WHAT IS BEING ASKED:
All of the material below is to be returned exactly.

** Start STORED ROWS **

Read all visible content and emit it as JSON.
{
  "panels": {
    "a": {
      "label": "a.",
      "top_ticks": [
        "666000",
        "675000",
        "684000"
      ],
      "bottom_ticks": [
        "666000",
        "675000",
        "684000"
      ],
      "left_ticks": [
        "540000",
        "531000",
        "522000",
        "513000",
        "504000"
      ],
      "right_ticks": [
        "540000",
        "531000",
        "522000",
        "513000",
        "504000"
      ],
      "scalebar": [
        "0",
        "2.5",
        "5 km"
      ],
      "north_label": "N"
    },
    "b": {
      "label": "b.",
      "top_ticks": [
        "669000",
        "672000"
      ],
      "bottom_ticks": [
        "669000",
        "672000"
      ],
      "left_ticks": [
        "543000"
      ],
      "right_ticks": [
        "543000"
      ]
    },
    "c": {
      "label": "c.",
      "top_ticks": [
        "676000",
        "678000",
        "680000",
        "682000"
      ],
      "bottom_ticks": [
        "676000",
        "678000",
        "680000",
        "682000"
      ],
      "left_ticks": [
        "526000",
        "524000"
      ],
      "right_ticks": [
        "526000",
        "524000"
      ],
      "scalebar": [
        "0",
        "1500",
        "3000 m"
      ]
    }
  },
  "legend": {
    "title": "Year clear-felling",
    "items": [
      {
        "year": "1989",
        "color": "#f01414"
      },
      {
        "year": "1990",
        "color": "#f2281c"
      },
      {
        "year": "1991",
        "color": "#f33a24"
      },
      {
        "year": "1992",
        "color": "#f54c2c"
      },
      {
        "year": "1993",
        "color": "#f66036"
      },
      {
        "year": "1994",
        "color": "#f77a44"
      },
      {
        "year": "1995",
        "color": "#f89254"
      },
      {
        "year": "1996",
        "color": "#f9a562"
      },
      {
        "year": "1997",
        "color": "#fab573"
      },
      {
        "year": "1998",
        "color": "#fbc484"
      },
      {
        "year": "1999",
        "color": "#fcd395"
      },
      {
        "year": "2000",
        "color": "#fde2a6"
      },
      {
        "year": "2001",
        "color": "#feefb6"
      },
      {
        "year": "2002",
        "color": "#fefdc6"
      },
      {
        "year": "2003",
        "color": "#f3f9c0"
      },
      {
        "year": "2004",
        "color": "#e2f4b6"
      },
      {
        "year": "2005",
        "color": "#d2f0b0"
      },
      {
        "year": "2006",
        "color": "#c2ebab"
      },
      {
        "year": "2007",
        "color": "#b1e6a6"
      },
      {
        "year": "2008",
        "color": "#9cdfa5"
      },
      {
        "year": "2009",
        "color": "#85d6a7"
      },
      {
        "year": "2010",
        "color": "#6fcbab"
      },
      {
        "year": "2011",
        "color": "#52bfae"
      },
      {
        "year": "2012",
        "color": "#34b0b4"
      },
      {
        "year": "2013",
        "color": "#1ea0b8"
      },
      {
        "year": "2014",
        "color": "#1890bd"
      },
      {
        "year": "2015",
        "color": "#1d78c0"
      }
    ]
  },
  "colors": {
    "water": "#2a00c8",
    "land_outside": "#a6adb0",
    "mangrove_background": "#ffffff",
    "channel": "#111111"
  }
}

** End STORED ROWS **

FULL RESPONSE:
Read all visible content and emit it as JSON.
{
  "panels": {
    "a": {
      "label": "a.",
      "top_ticks": [
        "666000",
        "675000",
        "684000"
      ],
      "bottom_ticks": [
        "666000",
        "675000",
        "684000"
      ],
      "left_ticks": [
        "540000",
        "531000",
        "522000",
        "513000",
        "504000"
      ],
      "right_ticks": [
        "540000",
        "531000",
        "522000",
        "513000",
        "504000"
      ],
      "scalebar": [
        "0",
        "2.5",
        "5 km"
      ],
      "north_label": "N"
    },
    "b": {
      "label": "b.",
      "top_ticks": [
        "669000",
        "672000"
      ],
      "bottom_ticks": [
        "669000",
        "672000"
      ],
      "left_ticks": [
        "543000"
      ],
      "right_ticks": [
        "543000"
      ]
    },
    "c": {
      "label": "c.",
      "top_ticks": [
        "676000",
        "678000",
        "680000",
        "682000"
      ],
      "bottom_ticks": [
        "676000",
        "678000",
        "680000",
        "682000"
      ],
      "left_ticks": [
        "526000",
        "524000"
      ],
      "right_ticks": [
        "526000",
        "524000"
      ],
      "scalebar": [
        "0",
        "1500",
        "3000 m"
      ]
    }
  },
  "legend": {
    "title": "Year clear-felling",
    "items": [
      {
        "year": "1989",
        "color": "#f01414"
      },
      {
        "year": "1990",
        "color": "#f2281c"
      },
      {
        "year": "1991",
        "color": "#f33a24"
      },
      {
        "year": "1992",
        "color": "#f54c2c"
      },
      {
        "year": "1993",
        "color": "#f66036"
      },
      {
        "year": "1994",
        "color": "#f77a44"
      },
      {
        "year": "1995",
        "color": "#f89254"
      },
      {
        "year": "1996",
        "color": "#f9a562"
      },
      {
        "year": "1997",
        "color": "#fab573"
      },
      {
        "year": "1998",
        "color": "#fbc484"
      },
      {
        "year": "1999",
        "color": "#fcd395"
      },
      {
        "year": "2000",
        "color": "#fde2a6"
      },
      {
        "year": "2001",
        "color": "#feefb6"
      },
      {
        "year": "2002",
        "color": "#fefdc6"
      },
      {
        "year": "2003",
        "color": "#f3f9c0"
      },
      {
        "year": "2004",
        "color": "#e2f4b6"
      },
      {
        "year": "2005",
        "color": "#d2f0b0"
      },
      {
        "year": "2006",
        "color": "#c2ebab"
      },
      {
        "year": "2007",
        "color": "#b1e6a6"
      },
      {
        "year": "2008",
        "color": "#9cdfa5"
      },
      {
        "year": "2009",
        "color": "#85d6a7"
      },
      {
        "year": "2010",
        "color": "#6fcbab"
      },
      {
        "year": "2011",
        "color": "#52bfae"
      },
      {
        "year": "2012",
        "color": "#34b0b4"
      },
      {
        "year": "2013",
        "color": "#1ea0b8"
      },
      {
        "year": "2014",
        "color": "#1890bd"
      },
      {
        "year": "2015",
        "color": "#1d78c0"
      }
    ]
  },
  "colors": {
    "water": "#2a00c8",
    "land_outside": "#a6adb0",
    "mangrove_background": "#ffffff",
    "channel": "#111111"
  }
}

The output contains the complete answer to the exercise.